* Work required
Write out each line that follows exactly as it stands, without the pictures.

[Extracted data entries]
## start

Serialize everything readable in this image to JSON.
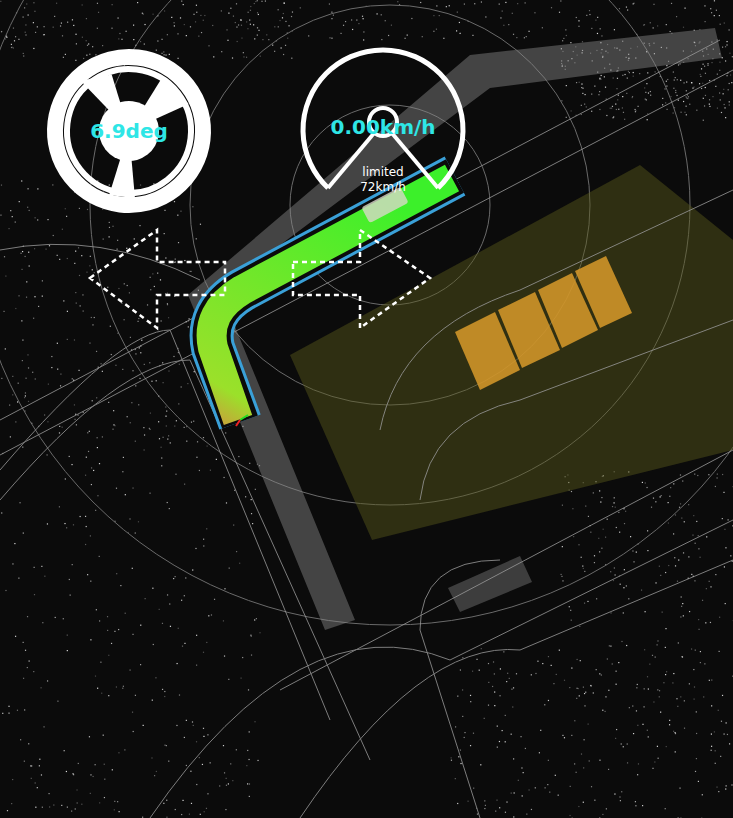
{
  "steering": {
    "angle": "6.9deg"
  },
  "speed": {
    "value": "0.00km/h",
    "limit_label": "limited",
    "limit_value": "72km/h",
    "level": 0
  },
  "turn_signals": [
    {
      "direction": "left",
      "on": false
    },
    {
      "direction": "right",
      "on": false
    }
  ]
}
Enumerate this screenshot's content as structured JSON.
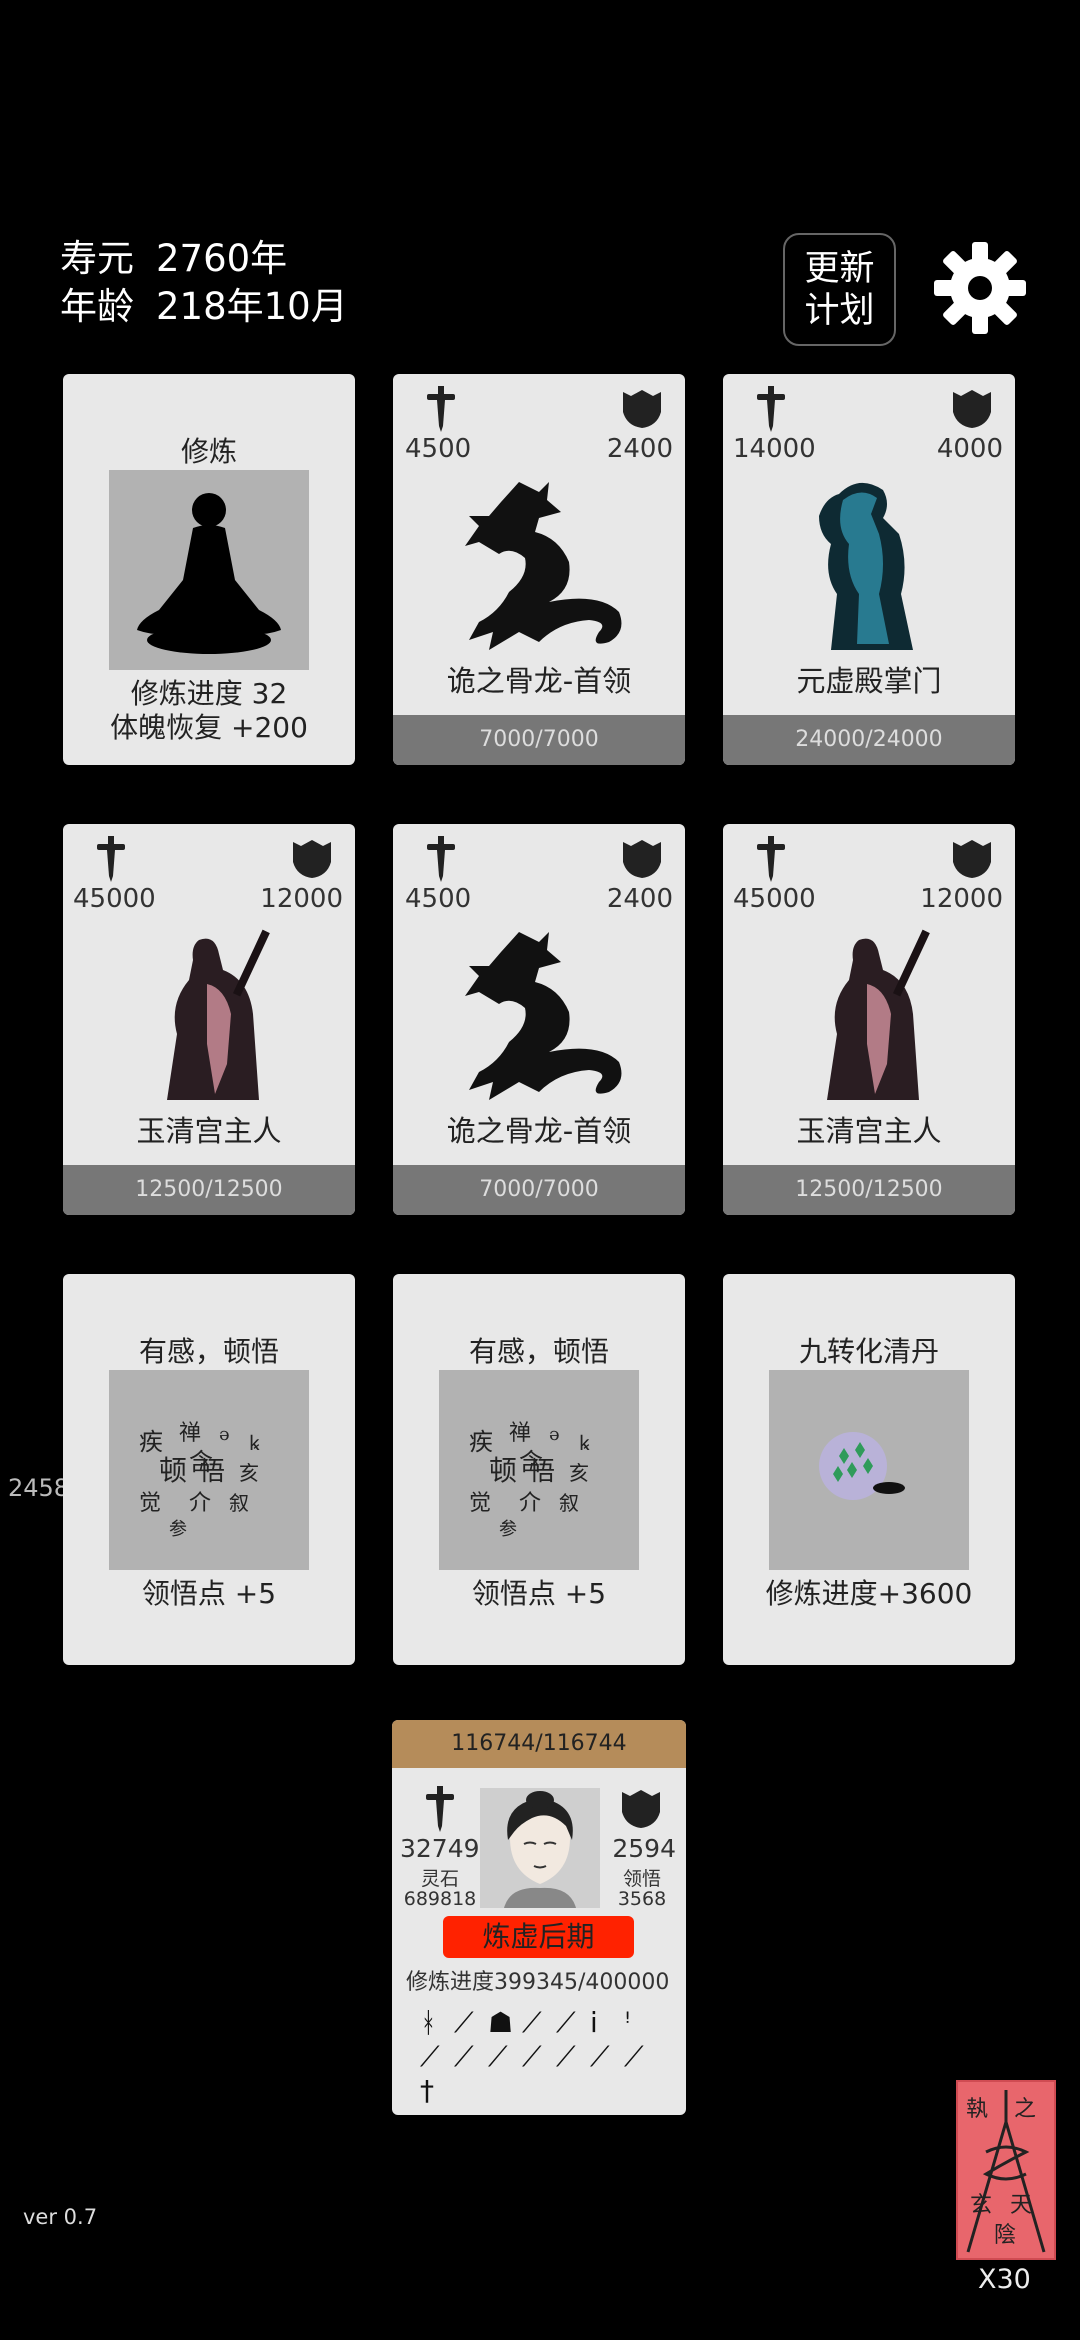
{
  "header": {
    "lifespan_label": "寿元",
    "lifespan_value": "2760年",
    "age_label": "年龄",
    "age_value": "218年10月",
    "refresh_line1": "更新",
    "refresh_line2": "计划",
    "settings_icon": "gear-icon"
  },
  "cards_row1": [
    {
      "type": "cultivate",
      "title": "修炼",
      "line1": "修炼进度  32",
      "line2": "体魄恢复  +200",
      "icon": "meditating-figure-icon"
    },
    {
      "type": "enemy",
      "atk": "4500",
      "def": "2400",
      "name": "诡之骨龙-首领",
      "hp": "7000/7000",
      "icon": "bone-dragon-icon"
    },
    {
      "type": "enemy",
      "atk": "14000",
      "def": "4000",
      "name": "元虚殿掌门",
      "hp": "24000/24000",
      "icon": "sect-master-icon"
    }
  ],
  "cards_row2": [
    {
      "type": "enemy",
      "atk": "45000",
      "def": "12000",
      "name": "玉清宫主人",
      "hp": "12500/12500",
      "icon": "palace-master-icon"
    },
    {
      "type": "enemy",
      "atk": "4500",
      "def": "2400",
      "name": "诡之骨龙-首领",
      "hp": "7000/7000",
      "icon": "bone-dragon-icon"
    },
    {
      "type": "enemy",
      "atk": "45000",
      "def": "12000",
      "name": "玉清宫主人",
      "hp": "12500/12500",
      "icon": "palace-master-icon"
    }
  ],
  "cards_row3": [
    {
      "type": "insight",
      "title": "有感，顿悟",
      "line1": "领悟点  +5",
      "icon": "calligraphy-insight-icon"
    },
    {
      "type": "insight",
      "title": "有感，顿悟",
      "line1": "领悟点  +5",
      "icon": "calligraphy-insight-icon"
    },
    {
      "type": "pill",
      "title": "九转化清丹",
      "line1": "修炼进度+3600",
      "icon": "pill-icon"
    }
  ],
  "side_number": "2458",
  "player": {
    "hp": "116744/116744",
    "atk": "32749",
    "def": "2594",
    "spirit_stone_label": "灵石",
    "spirit_stone": "689818",
    "insight_label": "领悟",
    "insight": "3568",
    "realm": "炼虚后期",
    "progress": "修炼进度399345/400000",
    "avatar_icon": "player-portrait-icon",
    "weapons": [
      "ᚼ",
      "⟋",
      "☗",
      "⟋",
      "⟋",
      "ⅰ",
      "ꜝ",
      "⟋",
      "⟋",
      "⟋",
      "⟋",
      "⟋",
      "⟋",
      "⟋",
      "†"
    ]
  },
  "footer": {
    "version": "ver 0.7",
    "multiplier": "X30",
    "seal_text_1": "執",
    "seal_text_2": "之",
    "seal_text_3": "玄",
    "seal_text_4": "天",
    "seal_text_5": "陰"
  },
  "colors": {
    "background": "#000000",
    "card": "#e8e8e8",
    "hpbar": "#777777",
    "realm": "#ff2200",
    "seal": "#e8666c"
  }
}
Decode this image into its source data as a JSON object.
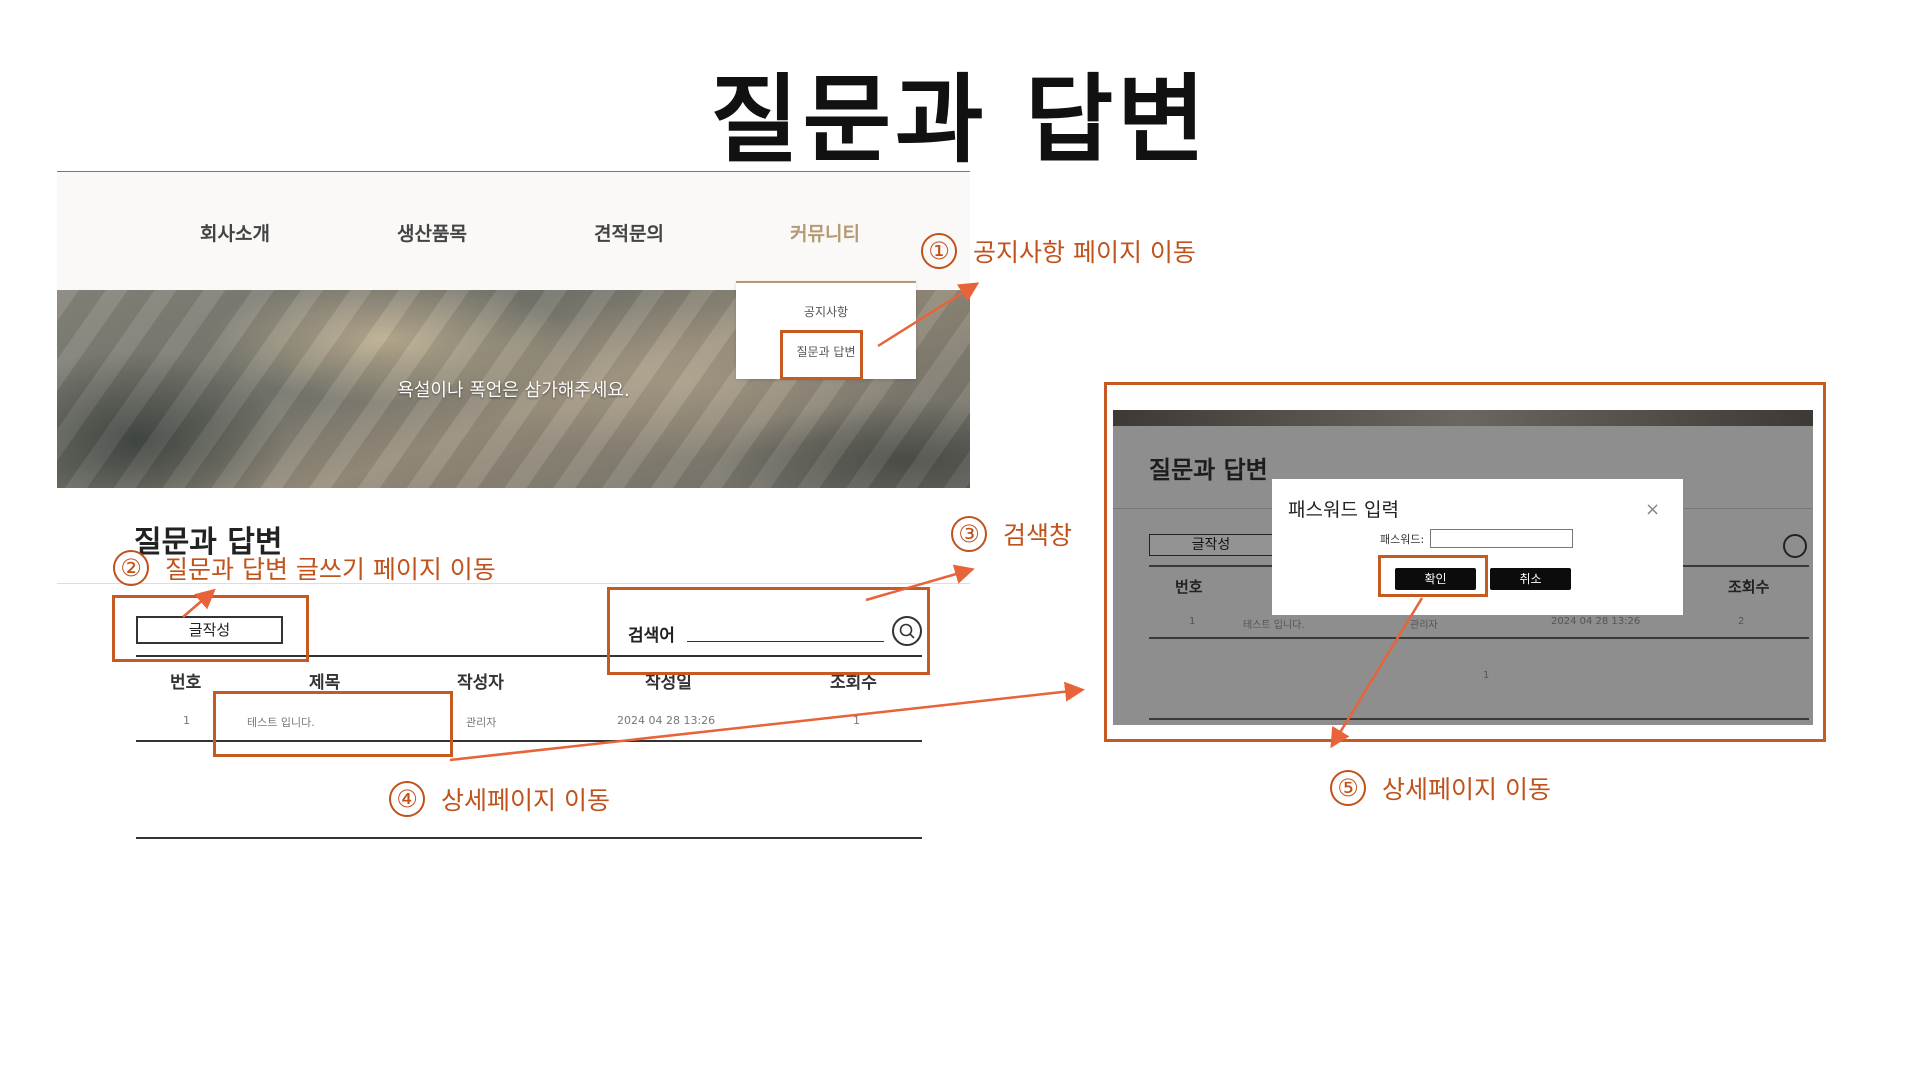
{
  "slide": {
    "title": "질문과 답변"
  },
  "site": {
    "nav": [
      "회사소개",
      "생산품목",
      "견적문의",
      "커뮤니티"
    ],
    "dropdown": [
      "공지사항",
      "질문과 답변"
    ],
    "hero_text": "욕설이나 폭언은 삼가해주세요.",
    "page_title": "질문과 답변",
    "write_button": "글작성",
    "search_label": "검색어",
    "table": {
      "headers": [
        "번호",
        "제목",
        "작성자",
        "작성일",
        "조회수"
      ],
      "rows": [
        {
          "no": "1",
          "title": "테스트 입니다.",
          "author": "관리자",
          "date": "2024 04 28 13:26",
          "views": "1"
        }
      ]
    }
  },
  "annotations": [
    {
      "num": "①",
      "text": "공지사항 페이지 이동"
    },
    {
      "num": "②",
      "text": "질문과 답변 글쓰기 페이지 이동"
    },
    {
      "num": "③",
      "text": "검색창"
    },
    {
      "num": "④",
      "text": "상세페이지 이동"
    },
    {
      "num": "⑤",
      "text": "상세페이지 이동"
    }
  ],
  "modal_shot": {
    "page_title": "질문과 답변",
    "write_button": "글작성",
    "header_no": "번호",
    "header_views": "조회수",
    "row": {
      "no": "1",
      "title": "테스트 입니다.",
      "author": "관리자",
      "date": "2024 04 28 13:26",
      "views": "2"
    },
    "pagination": "1",
    "modal": {
      "title": "패스워드 입력",
      "close": "×",
      "label": "패스워드:",
      "confirm": "확인",
      "cancel": "취소"
    }
  },
  "colors": {
    "accent": "#c55a22",
    "annotation_text": "#c0521c",
    "nav_active": "#b39a74"
  }
}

## end

* Answer to the problem
Serialize everything readable in this image to JSON.
{
  "steering": {
    "angle": "6.9deg"
  },
  "speed": {
    "value": "0.00km/h",
    "limit_label": "limited",
    "limit_value": "72km/h",
    "level": 0
  },
  "turn_signals": [
    {
      "direction": "left",
      "on": false
    },
    {
      "direction": "right",
      "on": false
    }
  ]
}
Enumerate this screenshot's content as structured JSON.
{
  "header": {
    "lifespan_label": "寿元",
    "lifespan_value": "2760年",
    "age_label": "年龄",
    "age_value": "218年10月",
    "refresh_line1": "更新",
    "refresh_line2": "计划",
    "settings_icon": "gear-icon"
  },
  "cards_row1": [
    {
      "type": "cultivate",
      "title": "修炼",
      "line1": "修炼进度  32",
      "line2": "体魄恢复  +200",
      "icon": "meditating-figure-icon"
    },
    {
      "type": "enemy",
      "atk": "4500",
      "def": "2400",
      "name": "诡之骨龙-首领",
      "hp": "7000/7000",
      "icon": "bone-dragon-icon"
    },
    {
      "type": "enemy",
      "atk": "14000",
      "def": "4000",
      "name": "元虚殿掌门",
      "hp": "24000/24000",
      "icon": "sect-master-icon"
    }
  ],
  "cards_row2": [
    {
      "type": "enemy",
      "atk": "45000",
      "def": "12000",
      "name": "玉清宫主人",
      "hp": "12500/12500",
      "icon": "palace-master-icon"
    },
    {
      "type": "enemy",
      "atk": "4500",
      "def": "2400",
      "name": "诡之骨龙-首领",
      "hp": "7000/7000",
      "icon": "bone-dragon-icon"
    },
    {
      "type": "enemy",
      "atk": "45000",
      "def": "12000",
      "name": "玉清宫主人",
      "hp": "12500/12500",
      "icon": "palace-master-icon"
    }
  ],
  "cards_row3": [
    {
      "type": "insight",
      "title": "有感，顿悟",
      "line1": "领悟点  +5",
      "icon": "calligraphy-insight-icon"
    },
    {
      "type": "insight",
      "title": "有感，顿悟",
      "line1": "领悟点  +5",
      "icon": "calligraphy-insight-icon"
    },
    {
      "type": "pill",
      "title": "九转化清丹",
      "line1": "修炼进度+3600",
      "icon": "pill-icon"
    }
  ],
  "side_number": "2458",
  "player": {
    "hp": "116744/116744",
    "atk": "32749",
    "def": "2594",
    "spirit_stone_label": "灵石",
    "spirit_stone": "689818",
    "insight_label": "领悟",
    "insight": "3568",
    "realm": "炼虚后期",
    "progress": "修炼进度399345/400000",
    "avatar_icon": "player-portrait-icon",
    "weapons": [
      "ᚼ",
      "⟋",
      "☗",
      "⟋",
      "⟋",
      "ⅰ",
      "ꜝ",
      "⟋",
      "⟋",
      "⟋",
      "⟋",
      "⟋",
      "⟋",
      "⟋",
      "†"
    ]
  },
  "footer": {
    "version": "ver 0.7",
    "multiplier": "X30",
    "seal_text_1": "執",
    "seal_text_2": "之",
    "seal_text_3": "玄",
    "seal_text_4": "天",
    "seal_text_5": "陰"
  },
  "colors": {
    "background": "#000000",
    "card": "#e8e8e8",
    "hpbar": "#777777",
    "realm": "#ff2200",
    "seal": "#e8666c"
  }
}
Decode this image into its source data as a JSON object.
{
  "slide": {
    "title": "질문과 답변"
  },
  "site": {
    "nav": [
      "회사소개",
      "생산품목",
      "견적문의",
      "커뮤니티"
    ],
    "dropdown": [
      "공지사항",
      "질문과 답변"
    ],
    "hero_text": "욕설이나 폭언은 삼가해주세요.",
    "page_title": "질문과 답변",
    "write_button": "글작성",
    "search_label": "검색어",
    "table": {
      "headers": [
        "번호",
        "제목",
        "작성자",
        "작성일",
        "조회수"
      ],
      "rows": [
        {
          "no": "1",
          "title": "테스트 입니다.",
          "author": "관리자",
          "date": "2024 04 28 13:26",
          "views": "1"
        }
      ]
    }
  },
  "annotations": [
    {
      "num": "①",
      "text": "공지사항 페이지 이동"
    },
    {
      "num": "②",
      "text": "질문과 답변 글쓰기 페이지 이동"
    },
    {
      "num": "③",
      "text": "검색창"
    },
    {
      "num": "④",
      "text": "상세페이지 이동"
    },
    {
      "num": "⑤",
      "text": "상세페이지 이동"
    }
  ],
  "modal_shot": {
    "page_title": "질문과 답변",
    "write_button": "글작성",
    "header_no": "번호",
    "header_views": "조회수",
    "row": {
      "no": "1",
      "title": "테스트 입니다.",
      "author": "관리자",
      "date": "2024 04 28 13:26",
      "views": "2"
    },
    "pagination": "1",
    "modal": {
      "title": "패스워드 입력",
      "close": "×",
      "label": "패스워드:",
      "confirm": "확인",
      "cancel": "취소"
    }
  },
  "colors": {
    "accent": "#c55a22",
    "annotation_text": "#c0521c",
    "nav_active": "#b39a74"
  }
}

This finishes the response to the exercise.